--- Data entries ---

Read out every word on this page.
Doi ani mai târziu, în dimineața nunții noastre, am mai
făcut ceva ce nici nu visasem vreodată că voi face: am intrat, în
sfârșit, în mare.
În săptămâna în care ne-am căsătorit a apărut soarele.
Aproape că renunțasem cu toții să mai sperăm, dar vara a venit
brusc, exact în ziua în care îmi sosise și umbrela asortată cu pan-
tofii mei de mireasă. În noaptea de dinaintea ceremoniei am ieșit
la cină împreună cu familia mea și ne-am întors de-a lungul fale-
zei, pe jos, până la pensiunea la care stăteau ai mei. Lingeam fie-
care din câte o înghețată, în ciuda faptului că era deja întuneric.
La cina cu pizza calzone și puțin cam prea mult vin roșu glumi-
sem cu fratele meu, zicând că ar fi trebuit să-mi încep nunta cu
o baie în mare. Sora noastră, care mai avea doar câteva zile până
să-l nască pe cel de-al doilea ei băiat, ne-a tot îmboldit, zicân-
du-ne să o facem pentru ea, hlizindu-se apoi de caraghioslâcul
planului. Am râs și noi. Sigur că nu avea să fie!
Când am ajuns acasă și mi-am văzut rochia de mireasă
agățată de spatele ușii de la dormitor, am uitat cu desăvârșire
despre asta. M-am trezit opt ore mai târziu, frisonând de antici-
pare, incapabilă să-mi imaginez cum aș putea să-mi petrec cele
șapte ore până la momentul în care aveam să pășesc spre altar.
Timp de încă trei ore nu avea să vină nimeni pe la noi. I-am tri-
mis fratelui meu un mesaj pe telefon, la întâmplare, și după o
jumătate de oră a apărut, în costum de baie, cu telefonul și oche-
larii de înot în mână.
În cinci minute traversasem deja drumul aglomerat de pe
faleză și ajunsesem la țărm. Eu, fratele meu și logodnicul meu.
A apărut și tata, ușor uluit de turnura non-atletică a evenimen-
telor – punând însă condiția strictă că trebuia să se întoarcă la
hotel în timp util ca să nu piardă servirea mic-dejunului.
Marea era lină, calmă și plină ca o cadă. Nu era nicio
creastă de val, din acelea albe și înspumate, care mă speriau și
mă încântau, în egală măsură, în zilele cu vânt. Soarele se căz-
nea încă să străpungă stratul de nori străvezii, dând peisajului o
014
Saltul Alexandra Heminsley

---

Goal: Every record above should be output exactly.

The response:
Read out every word on this page.
Doi ani mai târziu, în dimineața nunții noastre, am mai
făcut ceva ce nici nu visasem vreodată că voi face: am intrat, în
sfârșit, în mare.
În săptămâna în care ne-am căsătorit a apărut soarele.
Aproape că renunțasem cu toții să mai sperăm, dar vara a venit
brusc, exact în ziua în care îmi sosise și umbrela asortată cu pan-
tofii mei de mireasă. În noaptea de dinaintea ceremoniei am ieșit
la cină împreună cu familia mea și ne-am întors de-a lungul fale-
zei, pe jos, până la pensiunea la care stăteau ai mei. Lingeam fie-
care din câte o înghețată, în ciuda faptului că era deja întuneric.
La cina cu pizza calzone și puțin cam prea mult vin roșu glumi-
sem cu fratele meu, zicând că ar fi trebuit să-mi încep nunta cu
o baie în mare. Sora noastră, care mai avea doar câteva zile până
să-l nască pe cel de-al doilea ei băiat, ne-a tot îmboldit, zicân-
du-ne să o facem pentru ea, hlizindu-se apoi de caraghioslâcul
planului. Am râs și noi. Sigur că nu avea să fie!
Când am ajuns acasă și mi-am văzut rochia de mireasă
agățată de spatele ușii de la dormitor, am uitat cu desăvârșire
despre asta. M-am trezit opt ore mai târziu, frisonând de antici-
pare, incapabilă să-mi imaginez cum aș putea să-mi petrec cele
șapte ore până la momentul în care aveam să pășesc spre altar.
Timp de încă trei ore nu avea să vină nimeni pe la noi. I-am tri-
mis fratelui meu un mesaj pe telefon, la întâmplare, și după o
jumătate de oră a apărut, în costum de baie, cu telefonul și oche-
larii de înot în mână.
În cinci minute traversasem deja drumul aglomerat de pe
faleză și ajunsesem la țărm. Eu, fratele meu și logodnicul meu.
A apărut și tata, ușor uluit de turnura non-atletică a evenimen-
telor – punând însă condiția strictă că trebuia să se întoarcă la
hotel în timp util ca să nu piardă servirea mic-dejunului.
Marea era lină, calmă și plină ca o cadă. Nu era nicio
creastă de val, din acelea albe și înspumate, care mă speriau și
mă încântau, în egală măsură, în zilele cu vânt. Soarele se căz-
nea încă să străpungă stratul de nori străvezii, dând peisajului o
014
Saltul Alexandra Heminsley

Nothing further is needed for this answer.